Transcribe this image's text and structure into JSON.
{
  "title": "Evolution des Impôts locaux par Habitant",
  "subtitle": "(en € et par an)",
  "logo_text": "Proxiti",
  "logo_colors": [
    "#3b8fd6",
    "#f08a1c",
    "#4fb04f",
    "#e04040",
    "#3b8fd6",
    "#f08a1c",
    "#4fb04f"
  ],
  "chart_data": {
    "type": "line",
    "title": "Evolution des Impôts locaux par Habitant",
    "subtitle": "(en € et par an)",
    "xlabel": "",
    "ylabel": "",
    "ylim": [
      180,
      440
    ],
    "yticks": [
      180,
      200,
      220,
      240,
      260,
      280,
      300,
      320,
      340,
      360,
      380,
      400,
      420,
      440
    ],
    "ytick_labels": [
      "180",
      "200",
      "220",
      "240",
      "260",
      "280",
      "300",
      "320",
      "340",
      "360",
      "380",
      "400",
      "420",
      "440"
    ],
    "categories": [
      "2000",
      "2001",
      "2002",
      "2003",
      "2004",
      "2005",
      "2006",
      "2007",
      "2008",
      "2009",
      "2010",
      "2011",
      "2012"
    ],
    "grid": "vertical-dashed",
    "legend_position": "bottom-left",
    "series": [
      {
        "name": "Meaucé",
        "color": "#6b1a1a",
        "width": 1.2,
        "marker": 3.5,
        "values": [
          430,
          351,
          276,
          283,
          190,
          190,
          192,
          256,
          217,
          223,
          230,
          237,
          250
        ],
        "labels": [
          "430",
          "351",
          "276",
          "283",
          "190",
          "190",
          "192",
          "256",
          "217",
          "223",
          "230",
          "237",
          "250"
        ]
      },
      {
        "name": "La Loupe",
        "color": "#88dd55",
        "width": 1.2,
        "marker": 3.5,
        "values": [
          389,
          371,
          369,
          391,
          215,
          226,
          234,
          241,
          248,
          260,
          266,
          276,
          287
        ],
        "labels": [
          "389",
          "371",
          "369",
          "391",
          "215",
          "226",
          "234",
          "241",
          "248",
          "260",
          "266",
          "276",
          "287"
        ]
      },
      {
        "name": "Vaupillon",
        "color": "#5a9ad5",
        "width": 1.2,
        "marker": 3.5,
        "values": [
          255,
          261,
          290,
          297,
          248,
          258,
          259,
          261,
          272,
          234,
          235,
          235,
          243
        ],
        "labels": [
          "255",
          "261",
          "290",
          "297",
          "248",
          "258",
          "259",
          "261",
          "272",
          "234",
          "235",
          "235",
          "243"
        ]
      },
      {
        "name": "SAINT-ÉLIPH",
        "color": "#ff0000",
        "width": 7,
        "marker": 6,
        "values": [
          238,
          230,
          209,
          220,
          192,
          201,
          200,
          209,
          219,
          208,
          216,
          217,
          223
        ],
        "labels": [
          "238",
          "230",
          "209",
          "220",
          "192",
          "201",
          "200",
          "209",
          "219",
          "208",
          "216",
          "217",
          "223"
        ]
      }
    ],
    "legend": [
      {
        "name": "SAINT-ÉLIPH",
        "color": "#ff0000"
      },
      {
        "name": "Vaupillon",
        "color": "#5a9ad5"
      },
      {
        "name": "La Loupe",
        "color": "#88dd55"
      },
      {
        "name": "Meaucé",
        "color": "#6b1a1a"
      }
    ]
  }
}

- **DIRECTIONS**
Extract all of the data above and output it character for character.

- **RESULT OF THE EXERCISE**
Transcribe this image's text and structure into JSON.
{
  "title": "Evolution des Impôts locaux par Habitant",
  "subtitle": "(en € et par an)",
  "logo_text": "Proxiti",
  "logo_colors": [
    "#3b8fd6",
    "#f08a1c",
    "#4fb04f",
    "#e04040",
    "#3b8fd6",
    "#f08a1c",
    "#4fb04f"
  ],
  "chart_data": {
    "type": "line",
    "title": "Evolution des Impôts locaux par Habitant",
    "subtitle": "(en € et par an)",
    "xlabel": "",
    "ylabel": "",
    "ylim": [
      180,
      440
    ],
    "yticks": [
      180,
      200,
      220,
      240,
      260,
      280,
      300,
      320,
      340,
      360,
      380,
      400,
      420,
      440
    ],
    "ytick_labels": [
      "180",
      "200",
      "220",
      "240",
      "260",
      "280",
      "300",
      "320",
      "340",
      "360",
      "380",
      "400",
      "420",
      "440"
    ],
    "categories": [
      "2000",
      "2001",
      "2002",
      "2003",
      "2004",
      "2005",
      "2006",
      "2007",
      "2008",
      "2009",
      "2010",
      "2011",
      "2012"
    ],
    "grid": "vertical-dashed",
    "legend_position": "bottom-left",
    "series": [
      {
        "name": "Meaucé",
        "color": "#6b1a1a",
        "width": 1.2,
        "marker": 3.5,
        "values": [
          430,
          351,
          276,
          283,
          190,
          190,
          192,
          256,
          217,
          223,
          230,
          237,
          250
        ],
        "labels": [
          "430",
          "351",
          "276",
          "283",
          "190",
          "190",
          "192",
          "256",
          "217",
          "223",
          "230",
          "237",
          "250"
        ]
      },
      {
        "name": "La Loupe",
        "color": "#88dd55",
        "width": 1.2,
        "marker": 3.5,
        "values": [
          389,
          371,
          369,
          391,
          215,
          226,
          234,
          241,
          248,
          260,
          266,
          276,
          287
        ],
        "labels": [
          "389",
          "371",
          "369",
          "391",
          "215",
          "226",
          "234",
          "241",
          "248",
          "260",
          "266",
          "276",
          "287"
        ]
      },
      {
        "name": "Vaupillon",
        "color": "#5a9ad5",
        "width": 1.2,
        "marker": 3.5,
        "values": [
          255,
          261,
          290,
          297,
          248,
          258,
          259,
          261,
          272,
          234,
          235,
          235,
          243
        ],
        "labels": [
          "255",
          "261",
          "290",
          "297",
          "248",
          "258",
          "259",
          "261",
          "272",
          "234",
          "235",
          "235",
          "243"
        ]
      },
      {
        "name": "SAINT-ÉLIPH",
        "color": "#ff0000",
        "width": 7,
        "marker": 6,
        "values": [
          238,
          230,
          209,
          220,
          192,
          201,
          200,
          209,
          219,
          208,
          216,
          217,
          223
        ],
        "labels": [
          "238",
          "230",
          "209",
          "220",
          "192",
          "201",
          "200",
          "209",
          "219",
          "208",
          "216",
          "217",
          "223"
        ]
      }
    ],
    "legend": [
      {
        "name": "SAINT-ÉLIPH",
        "color": "#ff0000"
      },
      {
        "name": "Vaupillon",
        "color": "#5a9ad5"
      },
      {
        "name": "La Loupe",
        "color": "#88dd55"
      },
      {
        "name": "Meaucé",
        "color": "#6b1a1a"
      }
    ]
  }
}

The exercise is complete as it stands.